■ **Recorded information**:
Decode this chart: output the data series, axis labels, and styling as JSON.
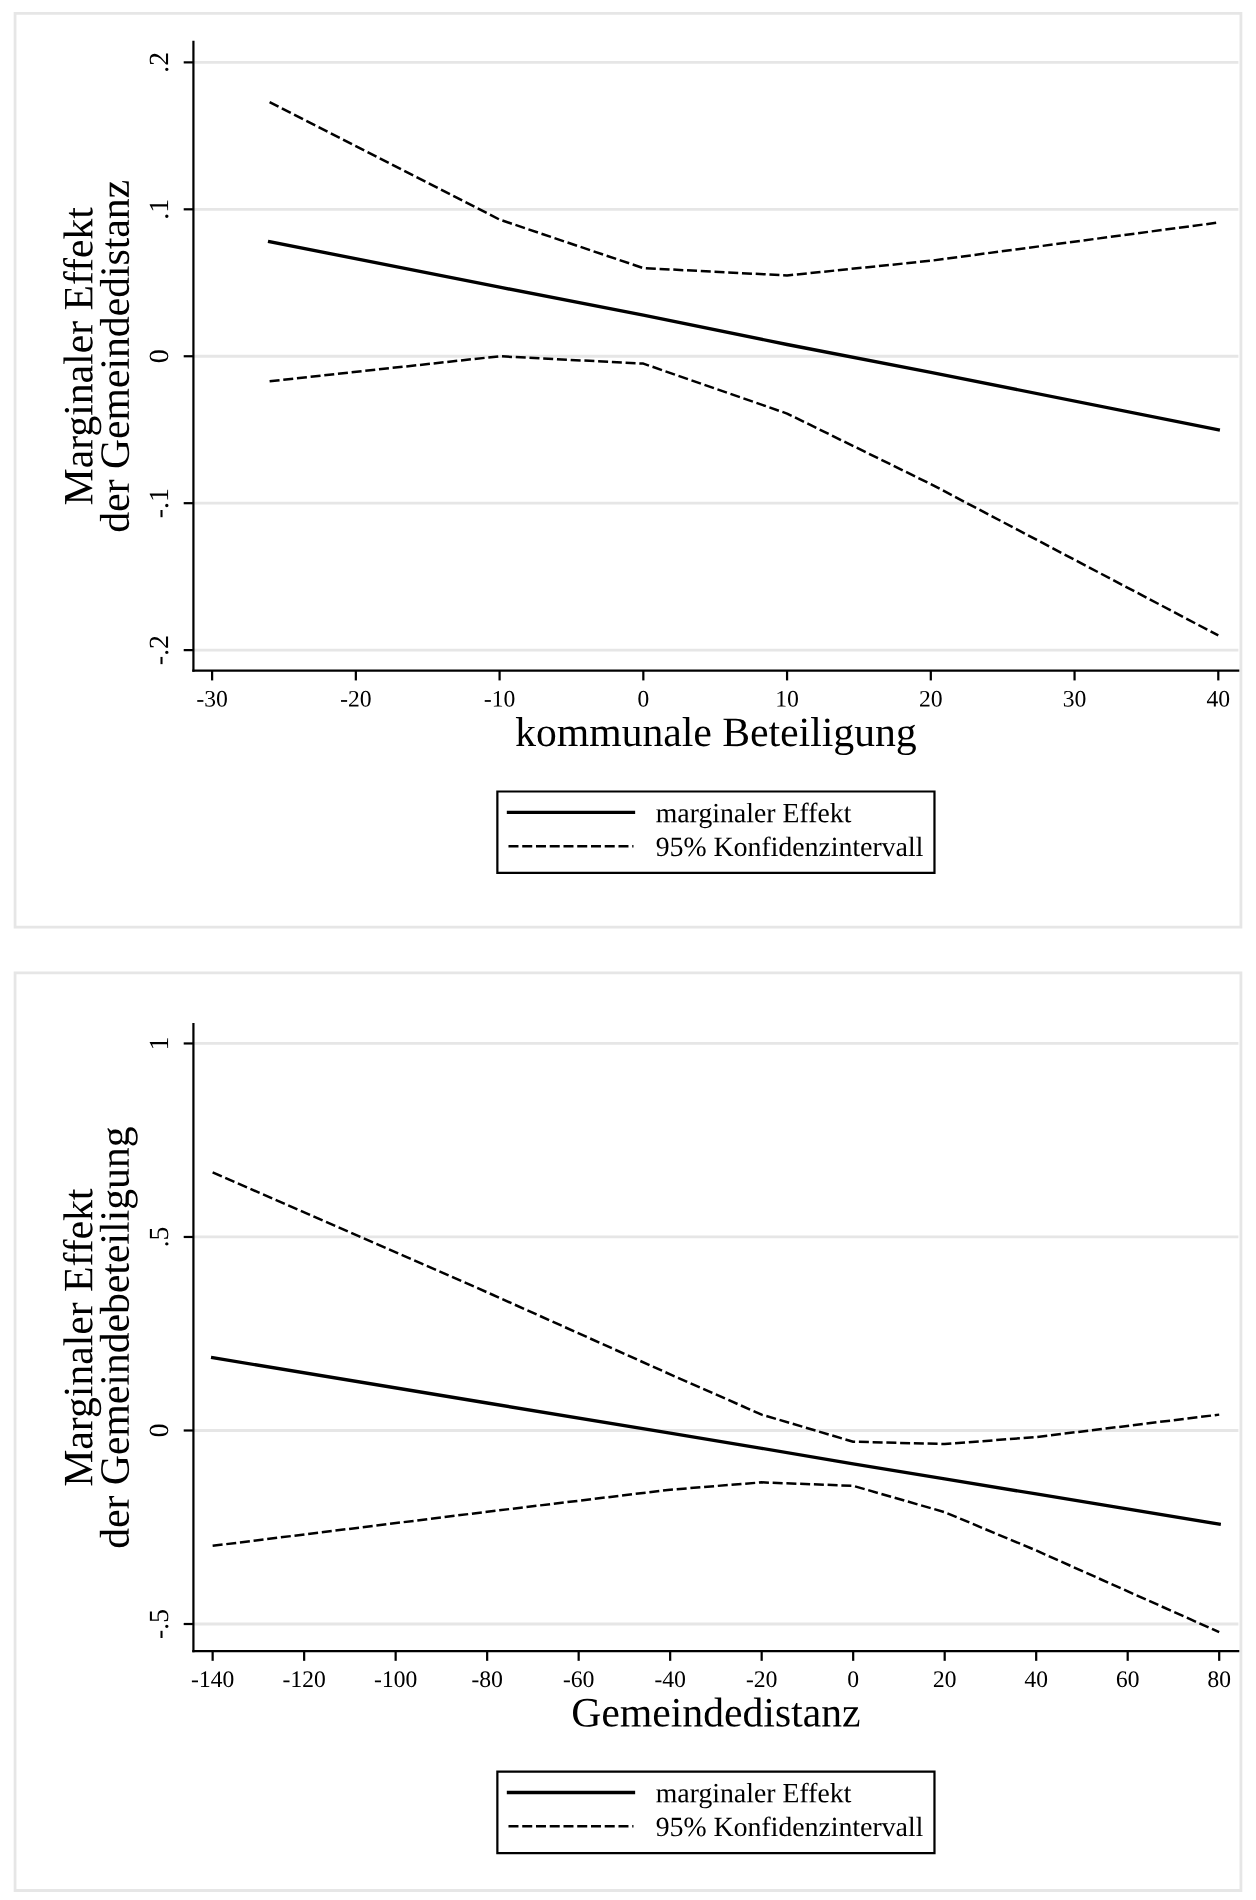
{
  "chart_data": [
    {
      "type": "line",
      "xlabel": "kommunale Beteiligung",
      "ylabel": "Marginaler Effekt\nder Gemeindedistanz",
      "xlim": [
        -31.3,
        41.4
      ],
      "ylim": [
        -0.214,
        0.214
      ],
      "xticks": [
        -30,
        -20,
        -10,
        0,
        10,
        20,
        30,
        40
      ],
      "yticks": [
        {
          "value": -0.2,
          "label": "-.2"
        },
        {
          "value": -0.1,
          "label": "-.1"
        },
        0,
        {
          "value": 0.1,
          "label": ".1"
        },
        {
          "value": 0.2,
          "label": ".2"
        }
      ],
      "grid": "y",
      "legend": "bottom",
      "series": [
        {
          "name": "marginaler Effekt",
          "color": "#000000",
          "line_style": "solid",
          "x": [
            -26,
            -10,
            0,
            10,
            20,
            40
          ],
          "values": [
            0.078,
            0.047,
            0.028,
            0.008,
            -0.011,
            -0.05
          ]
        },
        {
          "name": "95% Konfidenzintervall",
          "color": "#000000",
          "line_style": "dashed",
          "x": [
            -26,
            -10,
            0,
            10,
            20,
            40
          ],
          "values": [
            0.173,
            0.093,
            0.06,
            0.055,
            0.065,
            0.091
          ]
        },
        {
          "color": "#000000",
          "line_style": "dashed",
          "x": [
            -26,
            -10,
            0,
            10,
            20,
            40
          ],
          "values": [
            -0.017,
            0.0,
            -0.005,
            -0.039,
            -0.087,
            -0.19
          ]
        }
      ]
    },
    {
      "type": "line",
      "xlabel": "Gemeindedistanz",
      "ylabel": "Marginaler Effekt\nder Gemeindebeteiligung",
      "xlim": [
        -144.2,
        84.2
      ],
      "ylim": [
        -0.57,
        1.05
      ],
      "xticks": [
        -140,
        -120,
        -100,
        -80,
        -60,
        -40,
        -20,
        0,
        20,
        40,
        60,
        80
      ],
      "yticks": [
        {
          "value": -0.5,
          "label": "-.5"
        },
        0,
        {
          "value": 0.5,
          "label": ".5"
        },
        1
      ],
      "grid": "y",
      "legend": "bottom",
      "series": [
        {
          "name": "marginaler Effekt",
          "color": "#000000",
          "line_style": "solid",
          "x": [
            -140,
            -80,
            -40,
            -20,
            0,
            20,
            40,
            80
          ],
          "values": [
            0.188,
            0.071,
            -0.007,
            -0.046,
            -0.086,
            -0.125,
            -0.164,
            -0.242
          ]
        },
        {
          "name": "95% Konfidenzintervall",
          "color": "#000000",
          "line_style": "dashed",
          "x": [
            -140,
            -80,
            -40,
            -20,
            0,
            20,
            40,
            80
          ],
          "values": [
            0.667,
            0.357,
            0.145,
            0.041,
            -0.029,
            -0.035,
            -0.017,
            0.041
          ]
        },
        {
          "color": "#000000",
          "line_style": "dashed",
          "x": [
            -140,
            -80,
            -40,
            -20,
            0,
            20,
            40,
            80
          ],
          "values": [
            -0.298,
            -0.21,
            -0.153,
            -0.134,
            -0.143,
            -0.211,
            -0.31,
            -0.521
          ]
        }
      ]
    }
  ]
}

■ **Task requirements**:
Give all the lines above again, character for character, without pictures.

■ **Result of the task**:
Decode this chart: output the data series, axis labels, and styling as JSON.
{
  "chart_data": [
    {
      "type": "line",
      "xlabel": "kommunale Beteiligung",
      "ylabel": "Marginaler Effekt\nder Gemeindedistanz",
      "xlim": [
        -31.3,
        41.4
      ],
      "ylim": [
        -0.214,
        0.214
      ],
      "xticks": [
        -30,
        -20,
        -10,
        0,
        10,
        20,
        30,
        40
      ],
      "yticks": [
        {
          "value": -0.2,
          "label": "-.2"
        },
        {
          "value": -0.1,
          "label": "-.1"
        },
        0,
        {
          "value": 0.1,
          "label": ".1"
        },
        {
          "value": 0.2,
          "label": ".2"
        }
      ],
      "grid": "y",
      "legend": "bottom",
      "series": [
        {
          "name": "marginaler Effekt",
          "color": "#000000",
          "line_style": "solid",
          "x": [
            -26,
            -10,
            0,
            10,
            20,
            40
          ],
          "values": [
            0.078,
            0.047,
            0.028,
            0.008,
            -0.011,
            -0.05
          ]
        },
        {
          "name": "95% Konfidenzintervall",
          "color": "#000000",
          "line_style": "dashed",
          "x": [
            -26,
            -10,
            0,
            10,
            20,
            40
          ],
          "values": [
            0.173,
            0.093,
            0.06,
            0.055,
            0.065,
            0.091
          ]
        },
        {
          "color": "#000000",
          "line_style": "dashed",
          "x": [
            -26,
            -10,
            0,
            10,
            20,
            40
          ],
          "values": [
            -0.017,
            0.0,
            -0.005,
            -0.039,
            -0.087,
            -0.19
          ]
        }
      ]
    },
    {
      "type": "line",
      "xlabel": "Gemeindedistanz",
      "ylabel": "Marginaler Effekt\nder Gemeindebeteiligung",
      "xlim": [
        -144.2,
        84.2
      ],
      "ylim": [
        -0.57,
        1.05
      ],
      "xticks": [
        -140,
        -120,
        -100,
        -80,
        -60,
        -40,
        -20,
        0,
        20,
        40,
        60,
        80
      ],
      "yticks": [
        {
          "value": -0.5,
          "label": "-.5"
        },
        0,
        {
          "value": 0.5,
          "label": ".5"
        },
        1
      ],
      "grid": "y",
      "legend": "bottom",
      "series": [
        {
          "name": "marginaler Effekt",
          "color": "#000000",
          "line_style": "solid",
          "x": [
            -140,
            -80,
            -40,
            -20,
            0,
            20,
            40,
            80
          ],
          "values": [
            0.188,
            0.071,
            -0.007,
            -0.046,
            -0.086,
            -0.125,
            -0.164,
            -0.242
          ]
        },
        {
          "name": "95% Konfidenzintervall",
          "color": "#000000",
          "line_style": "dashed",
          "x": [
            -140,
            -80,
            -40,
            -20,
            0,
            20,
            40,
            80
          ],
          "values": [
            0.667,
            0.357,
            0.145,
            0.041,
            -0.029,
            -0.035,
            -0.017,
            0.041
          ]
        },
        {
          "color": "#000000",
          "line_style": "dashed",
          "x": [
            -140,
            -80,
            -40,
            -20,
            0,
            20,
            40,
            80
          ],
          "values": [
            -0.298,
            -0.21,
            -0.153,
            -0.134,
            -0.143,
            -0.211,
            -0.31,
            -0.521
          ]
        }
      ]
    }
  ]
}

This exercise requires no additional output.